#### [INPUT]
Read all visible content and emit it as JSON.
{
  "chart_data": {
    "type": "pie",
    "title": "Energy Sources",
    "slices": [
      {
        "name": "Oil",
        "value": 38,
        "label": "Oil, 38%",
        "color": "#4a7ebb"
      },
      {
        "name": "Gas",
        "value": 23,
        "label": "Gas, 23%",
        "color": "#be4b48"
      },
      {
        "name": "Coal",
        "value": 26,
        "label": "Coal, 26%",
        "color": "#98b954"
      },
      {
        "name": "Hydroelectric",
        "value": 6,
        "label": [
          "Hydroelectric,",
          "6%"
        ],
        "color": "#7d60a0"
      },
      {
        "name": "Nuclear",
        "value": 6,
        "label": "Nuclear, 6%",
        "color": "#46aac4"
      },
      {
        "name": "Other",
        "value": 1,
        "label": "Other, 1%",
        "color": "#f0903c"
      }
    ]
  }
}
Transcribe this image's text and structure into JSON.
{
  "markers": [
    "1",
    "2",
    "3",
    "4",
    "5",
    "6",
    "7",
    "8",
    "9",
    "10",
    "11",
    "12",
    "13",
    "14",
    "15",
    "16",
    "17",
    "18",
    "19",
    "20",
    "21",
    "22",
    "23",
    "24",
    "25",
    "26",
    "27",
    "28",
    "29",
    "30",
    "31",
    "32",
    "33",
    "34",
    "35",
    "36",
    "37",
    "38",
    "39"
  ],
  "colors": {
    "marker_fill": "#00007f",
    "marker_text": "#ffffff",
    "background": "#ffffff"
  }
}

#### [PROBLEM REQUIREMENTS]
Your task is to quote the listing above word for word.

#### [COMPLETE ANSWER]
Read all visible content and emit it as JSON.
{
  "chart_data": {
    "type": "pie",
    "title": "Energy Sources",
    "slices": [
      {
        "name": "Oil",
        "value": 38,
        "label": "Oil, 38%",
        "color": "#4a7ebb"
      },
      {
        "name": "Gas",
        "value": 23,
        "label": "Gas, 23%",
        "color": "#be4b48"
      },
      {
        "name": "Coal",
        "value": 26,
        "label": "Coal, 26%",
        "color": "#98b954"
      },
      {
        "name": "Hydroelectric",
        "value": 6,
        "label": [
          "Hydroelectric,",
          "6%"
        ],
        "color": "#7d60a0"
      },
      {
        "name": "Nuclear",
        "value": 6,
        "label": "Nuclear, 6%",
        "color": "#46aac4"
      },
      {
        "name": "Other",
        "value": 1,
        "label": "Other, 1%",
        "color": "#f0903c"
      }
    ]
  }
}
Transcribe this image's text and structure into JSON.
{
  "markers": [
    "1",
    "2",
    "3",
    "4",
    "5",
    "6",
    "7",
    "8",
    "9",
    "10",
    "11",
    "12",
    "13",
    "14",
    "15",
    "16",
    "17",
    "18",
    "19",
    "20",
    "21",
    "22",
    "23",
    "24",
    "25",
    "26",
    "27",
    "28",
    "29",
    "30",
    "31",
    "32",
    "33",
    "34",
    "35",
    "36",
    "37",
    "38",
    "39"
  ],
  "colors": {
    "marker_fill": "#00007f",
    "marker_text": "#ffffff",
    "background": "#ffffff"
  }
}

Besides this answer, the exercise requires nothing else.